STATED GOAL:
Reproduce each line from the records that holds "Toplamı".
— start —
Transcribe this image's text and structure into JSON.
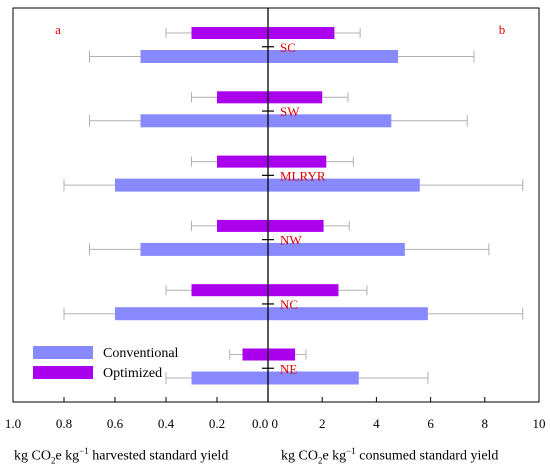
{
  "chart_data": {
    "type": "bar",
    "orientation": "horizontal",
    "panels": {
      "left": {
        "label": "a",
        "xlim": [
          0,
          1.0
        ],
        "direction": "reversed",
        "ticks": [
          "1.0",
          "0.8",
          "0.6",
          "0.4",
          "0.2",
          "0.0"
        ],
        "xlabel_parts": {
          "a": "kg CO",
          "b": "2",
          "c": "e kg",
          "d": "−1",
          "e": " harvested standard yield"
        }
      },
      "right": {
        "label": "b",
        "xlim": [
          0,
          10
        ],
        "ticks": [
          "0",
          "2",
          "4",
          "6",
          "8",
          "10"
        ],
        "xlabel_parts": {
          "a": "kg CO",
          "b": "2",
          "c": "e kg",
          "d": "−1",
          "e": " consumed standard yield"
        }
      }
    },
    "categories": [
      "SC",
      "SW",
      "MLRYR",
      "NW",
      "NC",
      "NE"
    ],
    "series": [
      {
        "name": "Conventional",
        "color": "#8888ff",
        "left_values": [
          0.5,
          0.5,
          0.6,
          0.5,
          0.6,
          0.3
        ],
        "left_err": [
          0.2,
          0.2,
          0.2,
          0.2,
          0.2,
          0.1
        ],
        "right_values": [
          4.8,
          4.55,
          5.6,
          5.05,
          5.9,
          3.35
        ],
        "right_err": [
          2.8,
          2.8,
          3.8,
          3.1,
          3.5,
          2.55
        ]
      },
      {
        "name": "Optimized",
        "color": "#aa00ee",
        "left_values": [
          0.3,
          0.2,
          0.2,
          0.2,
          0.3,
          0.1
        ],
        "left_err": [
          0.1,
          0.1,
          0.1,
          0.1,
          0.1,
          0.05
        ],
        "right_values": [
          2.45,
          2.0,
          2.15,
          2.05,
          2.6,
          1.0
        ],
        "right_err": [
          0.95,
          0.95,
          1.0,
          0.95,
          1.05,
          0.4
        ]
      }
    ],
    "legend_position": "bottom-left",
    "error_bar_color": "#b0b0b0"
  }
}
— end —
— start —
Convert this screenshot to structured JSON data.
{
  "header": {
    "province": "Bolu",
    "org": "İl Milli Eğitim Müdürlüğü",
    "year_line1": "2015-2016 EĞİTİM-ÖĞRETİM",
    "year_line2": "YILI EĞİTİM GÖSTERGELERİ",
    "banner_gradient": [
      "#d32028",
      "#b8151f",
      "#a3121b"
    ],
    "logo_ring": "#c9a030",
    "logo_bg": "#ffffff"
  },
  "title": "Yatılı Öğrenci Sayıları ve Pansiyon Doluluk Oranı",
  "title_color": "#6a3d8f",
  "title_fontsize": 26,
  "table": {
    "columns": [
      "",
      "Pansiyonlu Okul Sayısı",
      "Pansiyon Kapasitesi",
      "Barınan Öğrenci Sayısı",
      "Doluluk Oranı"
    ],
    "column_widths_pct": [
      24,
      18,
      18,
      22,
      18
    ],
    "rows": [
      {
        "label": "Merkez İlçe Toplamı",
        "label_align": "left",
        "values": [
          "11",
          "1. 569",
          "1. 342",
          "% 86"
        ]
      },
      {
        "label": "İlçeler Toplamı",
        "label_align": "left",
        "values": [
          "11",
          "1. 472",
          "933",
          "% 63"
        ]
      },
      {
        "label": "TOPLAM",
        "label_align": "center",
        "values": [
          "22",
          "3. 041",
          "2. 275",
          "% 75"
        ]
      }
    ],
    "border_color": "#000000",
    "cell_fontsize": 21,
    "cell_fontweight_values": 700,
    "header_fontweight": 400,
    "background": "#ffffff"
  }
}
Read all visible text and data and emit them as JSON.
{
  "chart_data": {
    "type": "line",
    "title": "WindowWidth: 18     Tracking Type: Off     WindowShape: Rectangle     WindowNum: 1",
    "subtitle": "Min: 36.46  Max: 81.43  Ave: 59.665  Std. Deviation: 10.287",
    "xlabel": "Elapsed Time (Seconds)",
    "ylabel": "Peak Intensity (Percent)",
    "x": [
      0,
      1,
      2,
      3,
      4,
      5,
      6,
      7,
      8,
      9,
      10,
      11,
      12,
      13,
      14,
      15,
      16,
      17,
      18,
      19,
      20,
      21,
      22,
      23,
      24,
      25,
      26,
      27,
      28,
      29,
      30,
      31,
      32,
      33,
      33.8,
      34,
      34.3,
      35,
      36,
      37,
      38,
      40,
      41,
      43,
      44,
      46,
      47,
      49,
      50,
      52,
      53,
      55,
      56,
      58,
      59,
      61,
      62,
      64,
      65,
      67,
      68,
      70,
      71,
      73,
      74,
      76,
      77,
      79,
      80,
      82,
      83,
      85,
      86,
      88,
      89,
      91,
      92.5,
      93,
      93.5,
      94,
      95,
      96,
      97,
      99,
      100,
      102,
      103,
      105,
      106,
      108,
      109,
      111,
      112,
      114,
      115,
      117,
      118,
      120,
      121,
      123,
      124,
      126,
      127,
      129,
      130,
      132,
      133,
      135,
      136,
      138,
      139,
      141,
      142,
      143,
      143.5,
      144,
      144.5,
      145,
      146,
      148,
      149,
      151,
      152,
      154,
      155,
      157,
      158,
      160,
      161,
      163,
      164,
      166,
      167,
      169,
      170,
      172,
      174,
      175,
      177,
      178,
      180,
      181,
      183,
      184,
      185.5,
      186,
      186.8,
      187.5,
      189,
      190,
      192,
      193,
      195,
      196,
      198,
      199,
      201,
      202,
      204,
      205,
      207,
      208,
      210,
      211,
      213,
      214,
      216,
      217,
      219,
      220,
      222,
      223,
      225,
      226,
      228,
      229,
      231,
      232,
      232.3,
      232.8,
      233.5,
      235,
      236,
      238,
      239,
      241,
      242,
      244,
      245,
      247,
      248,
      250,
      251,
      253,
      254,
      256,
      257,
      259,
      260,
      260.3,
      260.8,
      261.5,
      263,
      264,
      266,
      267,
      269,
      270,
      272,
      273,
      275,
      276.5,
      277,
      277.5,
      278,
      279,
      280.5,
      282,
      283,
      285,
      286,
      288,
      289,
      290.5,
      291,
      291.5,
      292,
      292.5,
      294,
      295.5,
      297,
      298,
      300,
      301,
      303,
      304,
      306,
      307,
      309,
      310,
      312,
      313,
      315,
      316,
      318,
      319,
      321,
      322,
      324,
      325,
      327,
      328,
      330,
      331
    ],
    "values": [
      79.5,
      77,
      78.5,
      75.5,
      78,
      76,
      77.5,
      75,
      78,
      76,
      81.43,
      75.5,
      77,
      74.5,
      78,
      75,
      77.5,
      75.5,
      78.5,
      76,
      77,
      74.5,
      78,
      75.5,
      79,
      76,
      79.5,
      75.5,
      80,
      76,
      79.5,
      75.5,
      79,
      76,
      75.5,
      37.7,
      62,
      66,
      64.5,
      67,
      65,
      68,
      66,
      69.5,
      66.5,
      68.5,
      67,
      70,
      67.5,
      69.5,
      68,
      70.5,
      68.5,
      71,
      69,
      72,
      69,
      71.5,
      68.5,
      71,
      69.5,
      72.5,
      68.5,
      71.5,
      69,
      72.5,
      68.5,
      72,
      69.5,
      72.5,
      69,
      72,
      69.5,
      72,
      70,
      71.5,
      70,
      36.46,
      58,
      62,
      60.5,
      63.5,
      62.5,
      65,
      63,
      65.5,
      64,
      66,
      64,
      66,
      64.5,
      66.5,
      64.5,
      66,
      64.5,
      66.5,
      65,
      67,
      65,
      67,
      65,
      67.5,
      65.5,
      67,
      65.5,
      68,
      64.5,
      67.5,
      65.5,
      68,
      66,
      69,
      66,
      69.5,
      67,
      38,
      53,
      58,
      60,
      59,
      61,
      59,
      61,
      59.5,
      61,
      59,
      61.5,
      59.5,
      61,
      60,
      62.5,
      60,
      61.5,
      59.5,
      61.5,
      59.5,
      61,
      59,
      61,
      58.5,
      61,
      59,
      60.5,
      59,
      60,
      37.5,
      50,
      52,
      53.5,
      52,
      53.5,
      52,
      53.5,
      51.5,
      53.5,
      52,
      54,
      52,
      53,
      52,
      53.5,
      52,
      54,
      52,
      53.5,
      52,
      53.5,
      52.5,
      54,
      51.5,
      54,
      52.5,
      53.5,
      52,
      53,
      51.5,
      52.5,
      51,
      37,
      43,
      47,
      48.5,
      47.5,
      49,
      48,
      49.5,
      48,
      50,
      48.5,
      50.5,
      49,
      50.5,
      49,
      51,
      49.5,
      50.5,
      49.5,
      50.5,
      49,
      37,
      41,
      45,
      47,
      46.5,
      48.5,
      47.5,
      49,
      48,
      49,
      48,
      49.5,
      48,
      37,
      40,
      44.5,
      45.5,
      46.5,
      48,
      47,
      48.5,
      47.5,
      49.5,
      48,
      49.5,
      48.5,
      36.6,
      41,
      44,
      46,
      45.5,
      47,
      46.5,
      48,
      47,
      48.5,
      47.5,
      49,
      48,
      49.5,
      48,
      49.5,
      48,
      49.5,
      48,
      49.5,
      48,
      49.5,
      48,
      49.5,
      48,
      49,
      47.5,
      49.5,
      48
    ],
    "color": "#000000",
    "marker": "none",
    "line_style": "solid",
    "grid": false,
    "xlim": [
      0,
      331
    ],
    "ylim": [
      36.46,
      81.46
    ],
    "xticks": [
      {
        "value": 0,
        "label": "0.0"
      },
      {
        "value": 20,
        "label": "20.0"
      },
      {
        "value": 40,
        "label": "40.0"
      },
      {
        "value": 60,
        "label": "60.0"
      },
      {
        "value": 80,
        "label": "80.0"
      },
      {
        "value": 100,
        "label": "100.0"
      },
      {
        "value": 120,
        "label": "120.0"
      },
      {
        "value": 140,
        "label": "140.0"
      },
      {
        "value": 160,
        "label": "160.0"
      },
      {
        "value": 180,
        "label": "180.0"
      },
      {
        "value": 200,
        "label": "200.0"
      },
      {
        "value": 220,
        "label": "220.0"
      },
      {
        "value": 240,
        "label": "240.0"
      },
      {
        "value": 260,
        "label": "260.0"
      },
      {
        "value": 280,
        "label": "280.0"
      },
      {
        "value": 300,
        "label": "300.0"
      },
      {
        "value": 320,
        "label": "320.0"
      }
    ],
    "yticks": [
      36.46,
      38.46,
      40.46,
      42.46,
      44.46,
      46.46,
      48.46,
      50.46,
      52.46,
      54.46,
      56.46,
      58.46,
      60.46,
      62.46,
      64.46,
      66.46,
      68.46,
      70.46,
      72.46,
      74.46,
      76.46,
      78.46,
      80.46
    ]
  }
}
— end —
WRITTEN SOLUTION:
        "label": "Merkez İlçe Toplamı",
        "label": "İlçeler Toplamı",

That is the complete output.